> What to produce: Rewrite the entries below, replacing "span-row" with "merged-row" wherever it occurs and leaving everything else unchanged.

> Recorded information:
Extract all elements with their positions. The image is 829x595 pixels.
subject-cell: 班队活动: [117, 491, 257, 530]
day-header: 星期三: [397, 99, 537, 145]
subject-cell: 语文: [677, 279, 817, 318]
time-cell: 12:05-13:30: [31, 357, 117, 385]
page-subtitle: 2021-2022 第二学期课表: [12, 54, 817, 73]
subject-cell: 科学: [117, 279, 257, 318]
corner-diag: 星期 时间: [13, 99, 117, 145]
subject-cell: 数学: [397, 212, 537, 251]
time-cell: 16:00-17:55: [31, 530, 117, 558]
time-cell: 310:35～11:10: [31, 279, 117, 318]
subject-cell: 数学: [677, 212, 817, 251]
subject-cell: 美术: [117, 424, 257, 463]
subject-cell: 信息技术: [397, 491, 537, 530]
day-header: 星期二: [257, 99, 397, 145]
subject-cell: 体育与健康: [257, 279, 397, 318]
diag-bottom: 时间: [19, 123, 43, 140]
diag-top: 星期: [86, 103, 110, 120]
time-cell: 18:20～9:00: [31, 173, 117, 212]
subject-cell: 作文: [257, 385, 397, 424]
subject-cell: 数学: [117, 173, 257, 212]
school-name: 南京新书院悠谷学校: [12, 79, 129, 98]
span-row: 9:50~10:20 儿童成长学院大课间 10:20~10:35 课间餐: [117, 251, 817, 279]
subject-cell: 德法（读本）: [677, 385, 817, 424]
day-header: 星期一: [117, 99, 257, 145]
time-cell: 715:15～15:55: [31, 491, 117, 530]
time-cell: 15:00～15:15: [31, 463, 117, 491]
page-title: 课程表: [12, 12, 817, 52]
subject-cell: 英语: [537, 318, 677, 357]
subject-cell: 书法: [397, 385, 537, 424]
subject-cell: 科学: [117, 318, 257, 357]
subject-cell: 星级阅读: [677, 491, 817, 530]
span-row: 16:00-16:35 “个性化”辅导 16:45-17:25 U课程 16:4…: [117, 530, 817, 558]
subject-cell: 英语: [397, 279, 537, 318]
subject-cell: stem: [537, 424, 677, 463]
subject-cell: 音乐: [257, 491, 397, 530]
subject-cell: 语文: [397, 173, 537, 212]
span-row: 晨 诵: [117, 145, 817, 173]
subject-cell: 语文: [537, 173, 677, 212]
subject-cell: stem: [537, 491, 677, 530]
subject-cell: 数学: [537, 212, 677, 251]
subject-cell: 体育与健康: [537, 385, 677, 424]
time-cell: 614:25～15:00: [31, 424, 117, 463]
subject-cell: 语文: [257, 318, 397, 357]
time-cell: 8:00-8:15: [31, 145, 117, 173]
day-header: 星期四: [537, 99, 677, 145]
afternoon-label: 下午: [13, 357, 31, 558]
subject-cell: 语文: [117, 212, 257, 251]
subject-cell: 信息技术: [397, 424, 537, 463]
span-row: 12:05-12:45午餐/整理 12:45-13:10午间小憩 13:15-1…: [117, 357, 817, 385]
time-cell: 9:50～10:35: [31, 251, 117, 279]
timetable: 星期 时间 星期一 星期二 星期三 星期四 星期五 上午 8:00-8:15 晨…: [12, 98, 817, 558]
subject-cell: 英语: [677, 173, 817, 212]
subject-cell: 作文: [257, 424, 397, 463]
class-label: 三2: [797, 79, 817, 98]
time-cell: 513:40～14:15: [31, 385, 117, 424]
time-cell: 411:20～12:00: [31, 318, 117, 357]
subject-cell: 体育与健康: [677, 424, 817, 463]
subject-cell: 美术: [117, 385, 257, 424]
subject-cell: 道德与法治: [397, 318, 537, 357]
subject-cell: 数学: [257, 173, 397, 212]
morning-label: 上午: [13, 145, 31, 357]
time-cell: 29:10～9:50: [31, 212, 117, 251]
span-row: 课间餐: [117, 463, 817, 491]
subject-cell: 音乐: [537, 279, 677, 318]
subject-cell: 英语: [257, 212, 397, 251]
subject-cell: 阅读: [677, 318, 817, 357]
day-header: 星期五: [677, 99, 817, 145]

> Problem solution:
Extract all elements with their positions. The image is 829x595 pixels.
subject-cell: 班队活动: [117, 491, 257, 530]
day-header: 星期三: [397, 99, 537, 145]
subject-cell: 语文: [677, 279, 817, 318]
time-cell: 12:05-13:30: [31, 357, 117, 385]
page-subtitle: 2021-2022 第二学期课表: [12, 54, 817, 73]
subject-cell: 科学: [117, 279, 257, 318]
corner-diag: 星期 时间: [13, 99, 117, 145]
subject-cell: 数学: [397, 212, 537, 251]
time-cell: 16:00-17:55: [31, 530, 117, 558]
time-cell: 310:35～11:10: [31, 279, 117, 318]
subject-cell: 数学: [677, 212, 817, 251]
subject-cell: 美术: [117, 424, 257, 463]
subject-cell: 信息技术: [397, 491, 537, 530]
day-header: 星期二: [257, 99, 397, 145]
subject-cell: 体育与健康: [257, 279, 397, 318]
diag-bottom: 时间: [19, 123, 43, 140]
diag-top: 星期: [86, 103, 110, 120]
time-cell: 18:20～9:00: [31, 173, 117, 212]
subject-cell: 作文: [257, 385, 397, 424]
subject-cell: 数学: [117, 173, 257, 212]
school-name: 南京新书院悠谷学校: [12, 79, 129, 98]
merged-row: 9:50~10:20 儿童成长学院大课间 10:20~10:35 课间餐: [117, 251, 817, 279]
subject-cell: 德法（读本）: [677, 385, 817, 424]
day-header: 星期一: [117, 99, 257, 145]
time-cell: 715:15～15:55: [31, 491, 117, 530]
time-cell: 15:00～15:15: [31, 463, 117, 491]
page-title: 课程表: [12, 12, 817, 52]
subject-cell: 英语: [537, 318, 677, 357]
subject-cell: 书法: [397, 385, 537, 424]
subject-cell: 科学: [117, 318, 257, 357]
subject-cell: 星级阅读: [677, 491, 817, 530]
merged-row: 16:00-16:35 “个性化”辅导 16:45-17:25 U课程 16:4…: [117, 530, 817, 558]
subject-cell: 英语: [397, 279, 537, 318]
subject-cell: stem: [537, 424, 677, 463]
subject-cell: 音乐: [257, 491, 397, 530]
subject-cell: 语文: [397, 173, 537, 212]
merged-row: 晨 诵: [117, 145, 817, 173]
subject-cell: 语文: [537, 173, 677, 212]
subject-cell: stem: [537, 491, 677, 530]
subject-cell: 数学: [537, 212, 677, 251]
subject-cell: 体育与健康: [537, 385, 677, 424]
time-cell: 614:25～15:00: [31, 424, 117, 463]
subject-cell: 语文: [257, 318, 397, 357]
time-cell: 8:00-8:15: [31, 145, 117, 173]
day-header: 星期四: [537, 99, 677, 145]
afternoon-label: 下午: [13, 357, 31, 558]
subject-cell: 语文: [117, 212, 257, 251]
subject-cell: 信息技术: [397, 424, 537, 463]
merged-row: 12:05-12:45午餐/整理 12:45-13:10午间小憩 13:15-1…: [117, 357, 817, 385]
time-cell: 9:50～10:35: [31, 251, 117, 279]
timetable: 星期 时间 星期一 星期二 星期三 星期四 星期五 上午 8:00-8:15 晨…: [12, 98, 817, 558]
subject-cell: 英语: [677, 173, 817, 212]
subject-cell: 作文: [257, 424, 397, 463]
class-label: 三2: [797, 79, 817, 98]
time-cell: 513:40～14:15: [31, 385, 117, 424]
time-cell: 411:20～12:00: [31, 318, 117, 357]
subject-cell: 体育与健康: [677, 424, 817, 463]
subject-cell: 美术: [117, 385, 257, 424]
subject-cell: 道德与法治: [397, 318, 537, 357]
subject-cell: 数学: [257, 173, 397, 212]
morning-label: 上午: [13, 145, 31, 357]
time-cell: 29:10～9:50: [31, 212, 117, 251]
merged-row: 课间餐: [117, 463, 817, 491]
subject-cell: 音乐: [537, 279, 677, 318]
subject-cell: 英语: [257, 212, 397, 251]
subject-cell: 阅读: [677, 318, 817, 357]
day-header: 星期五: [677, 99, 817, 145]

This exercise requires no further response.